• What the task asks: Look through the material below for "name". Copy every line that contains it.

Entries with figure data:
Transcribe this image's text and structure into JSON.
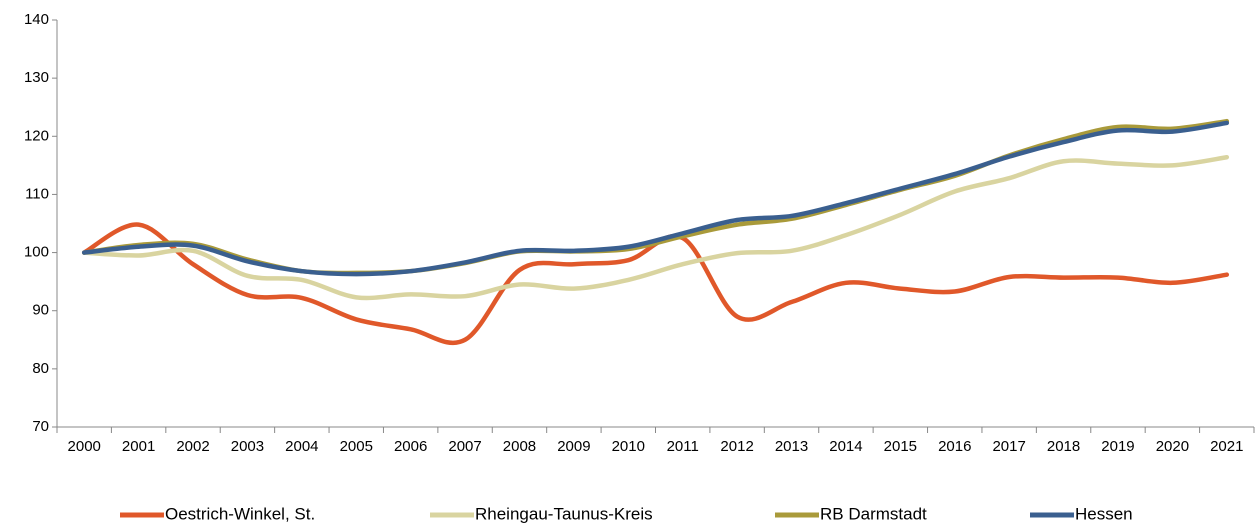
{
  "chart_data": {
    "type": "line",
    "categories": [
      "2000",
      "2001",
      "2002",
      "2003",
      "2004",
      "2005",
      "2006",
      "2007",
      "2008",
      "2009",
      "2010",
      "2011",
      "2012",
      "2013",
      "2014",
      "2015",
      "2016",
      "2017",
      "2018",
      "2019",
      "2020",
      "2021"
    ],
    "series": [
      {
        "name": "Oestrich-Winkel, St.",
        "color": "#e0582a",
        "values": [
          100,
          104.8,
          98,
          92.7,
          92.2,
          88.5,
          86.8,
          85,
          97,
          98,
          98.7,
          102.5,
          89,
          91.5,
          94.8,
          93.8,
          93.3,
          95.8,
          95.7,
          95.7,
          94.8,
          96.2
        ]
      },
      {
        "name": "Rheingau-Taunus-Kreis",
        "color": "#d9d4a0",
        "values": [
          100,
          99.5,
          100.3,
          96,
          95.3,
          92.3,
          92.8,
          92.5,
          94.5,
          93.8,
          95.3,
          98,
          99.9,
          100.3,
          103,
          106.5,
          110.5,
          112.8,
          115.7,
          115.3,
          115,
          116.4
        ]
      },
      {
        "name": "RB Darmstadt",
        "color": "#a99a3a",
        "values": [
          100,
          101.3,
          101.5,
          98.8,
          96.8,
          96.5,
          96.8,
          98.2,
          100.2,
          100.2,
          100.6,
          102.8,
          104.8,
          105.8,
          108.2,
          110.8,
          113.2,
          116.7,
          119.5,
          121.6,
          121.3,
          122.6
        ]
      },
      {
        "name": "Hessen",
        "color": "#3a5f8f",
        "values": [
          100,
          101,
          101.2,
          98.5,
          96.8,
          96.3,
          96.8,
          98.3,
          100.3,
          100.3,
          101,
          103.3,
          105.6,
          106.3,
          108.5,
          111,
          113.5,
          116.5,
          119,
          121,
          120.8,
          122.3
        ]
      }
    ],
    "ylim": [
      70,
      140
    ],
    "yticks": [
      70,
      80,
      90,
      100,
      110,
      120,
      130,
      140
    ],
    "grid": false,
    "legend": "bottom"
  }
}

• Complete response:
        "name": "Oestrich-Winkel, St.",
        "name": "Rheingau-Taunus-Kreis",
        "name": "RB Darmstadt",
        "name": "Hessen",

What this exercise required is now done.